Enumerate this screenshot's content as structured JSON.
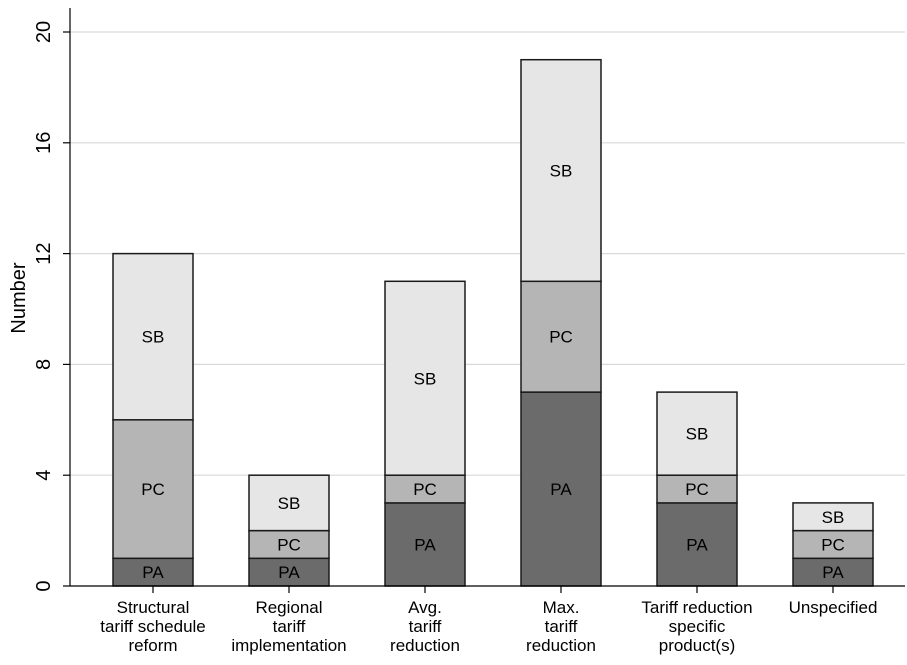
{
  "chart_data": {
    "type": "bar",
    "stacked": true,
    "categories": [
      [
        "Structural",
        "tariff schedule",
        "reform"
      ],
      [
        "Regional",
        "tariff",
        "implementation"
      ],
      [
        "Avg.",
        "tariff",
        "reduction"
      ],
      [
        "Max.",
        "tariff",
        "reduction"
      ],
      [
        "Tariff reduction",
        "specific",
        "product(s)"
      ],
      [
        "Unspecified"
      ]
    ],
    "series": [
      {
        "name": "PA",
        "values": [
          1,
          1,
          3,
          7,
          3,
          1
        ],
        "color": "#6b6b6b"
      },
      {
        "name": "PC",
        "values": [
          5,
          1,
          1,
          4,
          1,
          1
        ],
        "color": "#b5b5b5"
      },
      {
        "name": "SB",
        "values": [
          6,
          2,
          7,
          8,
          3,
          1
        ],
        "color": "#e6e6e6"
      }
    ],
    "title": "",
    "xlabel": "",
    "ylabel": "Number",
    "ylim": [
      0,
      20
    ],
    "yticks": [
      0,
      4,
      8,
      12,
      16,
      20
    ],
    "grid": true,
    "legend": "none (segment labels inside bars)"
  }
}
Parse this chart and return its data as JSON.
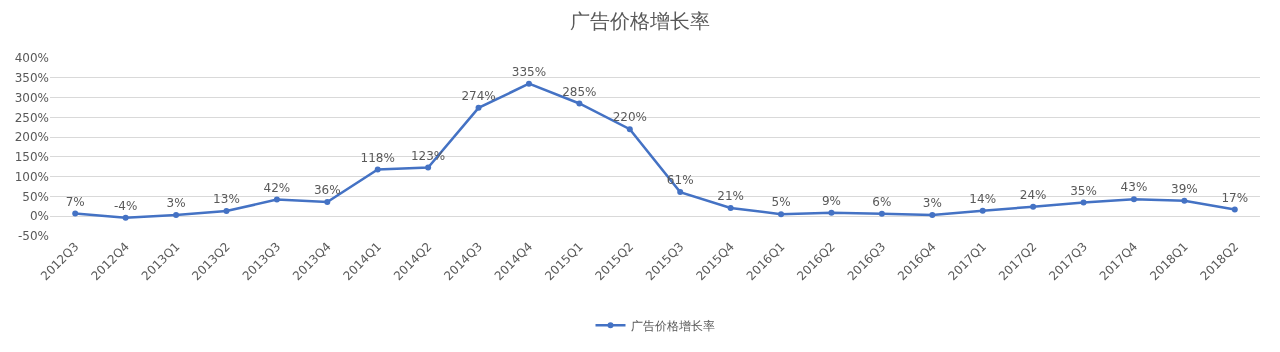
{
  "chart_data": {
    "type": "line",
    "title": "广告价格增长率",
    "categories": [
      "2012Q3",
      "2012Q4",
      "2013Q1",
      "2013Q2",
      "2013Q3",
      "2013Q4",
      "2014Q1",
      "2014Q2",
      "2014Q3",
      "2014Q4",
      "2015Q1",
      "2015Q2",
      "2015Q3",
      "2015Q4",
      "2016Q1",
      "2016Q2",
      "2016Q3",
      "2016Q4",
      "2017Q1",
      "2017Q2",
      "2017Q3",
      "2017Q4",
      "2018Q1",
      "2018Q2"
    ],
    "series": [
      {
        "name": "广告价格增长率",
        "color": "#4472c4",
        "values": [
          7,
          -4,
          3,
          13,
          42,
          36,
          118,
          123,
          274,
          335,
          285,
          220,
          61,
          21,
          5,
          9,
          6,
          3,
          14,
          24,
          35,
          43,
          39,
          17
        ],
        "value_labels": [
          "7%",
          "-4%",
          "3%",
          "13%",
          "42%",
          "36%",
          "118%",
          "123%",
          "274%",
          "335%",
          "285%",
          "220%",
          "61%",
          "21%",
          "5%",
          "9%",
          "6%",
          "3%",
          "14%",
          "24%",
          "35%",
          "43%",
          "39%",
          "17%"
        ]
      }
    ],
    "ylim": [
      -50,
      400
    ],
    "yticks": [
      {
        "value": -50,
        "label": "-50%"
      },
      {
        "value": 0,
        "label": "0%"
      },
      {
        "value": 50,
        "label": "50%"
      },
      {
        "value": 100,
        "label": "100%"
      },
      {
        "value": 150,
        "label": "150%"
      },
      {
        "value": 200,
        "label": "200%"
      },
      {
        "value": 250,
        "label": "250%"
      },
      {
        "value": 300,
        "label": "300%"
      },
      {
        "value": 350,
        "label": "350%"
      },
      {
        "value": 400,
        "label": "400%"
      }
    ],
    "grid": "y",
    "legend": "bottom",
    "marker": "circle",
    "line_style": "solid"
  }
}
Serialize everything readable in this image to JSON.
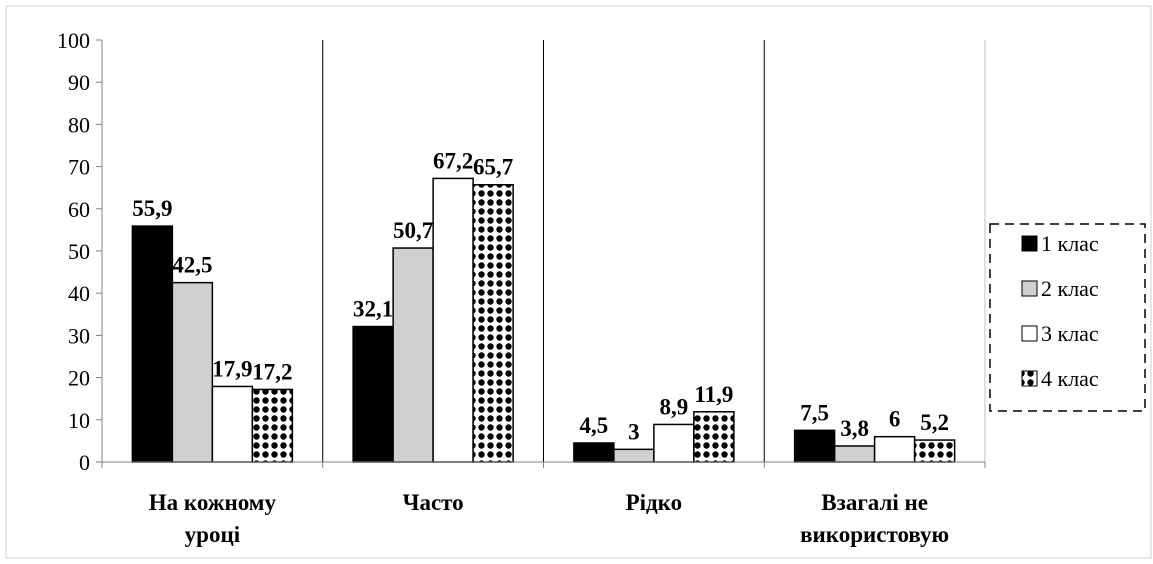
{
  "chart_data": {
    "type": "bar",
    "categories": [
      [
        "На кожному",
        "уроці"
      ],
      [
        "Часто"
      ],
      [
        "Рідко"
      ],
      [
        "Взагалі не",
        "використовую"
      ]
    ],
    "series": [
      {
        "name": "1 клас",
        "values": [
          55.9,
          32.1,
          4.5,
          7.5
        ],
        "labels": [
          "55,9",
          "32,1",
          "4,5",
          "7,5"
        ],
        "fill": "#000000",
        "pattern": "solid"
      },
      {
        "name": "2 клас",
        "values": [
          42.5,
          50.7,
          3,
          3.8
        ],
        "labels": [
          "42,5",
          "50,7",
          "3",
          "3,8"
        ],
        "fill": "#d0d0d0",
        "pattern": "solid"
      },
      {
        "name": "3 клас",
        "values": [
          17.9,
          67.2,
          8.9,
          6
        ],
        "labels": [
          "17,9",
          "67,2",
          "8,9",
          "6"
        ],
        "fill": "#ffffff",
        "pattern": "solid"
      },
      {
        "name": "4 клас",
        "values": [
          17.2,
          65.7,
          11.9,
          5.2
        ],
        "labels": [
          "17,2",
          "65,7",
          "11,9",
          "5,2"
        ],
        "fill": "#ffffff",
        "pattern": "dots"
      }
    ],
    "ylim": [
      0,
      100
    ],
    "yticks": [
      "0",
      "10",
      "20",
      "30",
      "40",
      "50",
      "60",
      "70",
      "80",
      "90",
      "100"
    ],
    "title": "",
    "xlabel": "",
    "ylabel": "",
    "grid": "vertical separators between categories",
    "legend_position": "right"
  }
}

_Problem description_:
Filter the records above for "grid" and copy every matching line.

_Exercise response_:
    "grid": true,
    "grid": "y",
    "grid": "vertical separators between categories",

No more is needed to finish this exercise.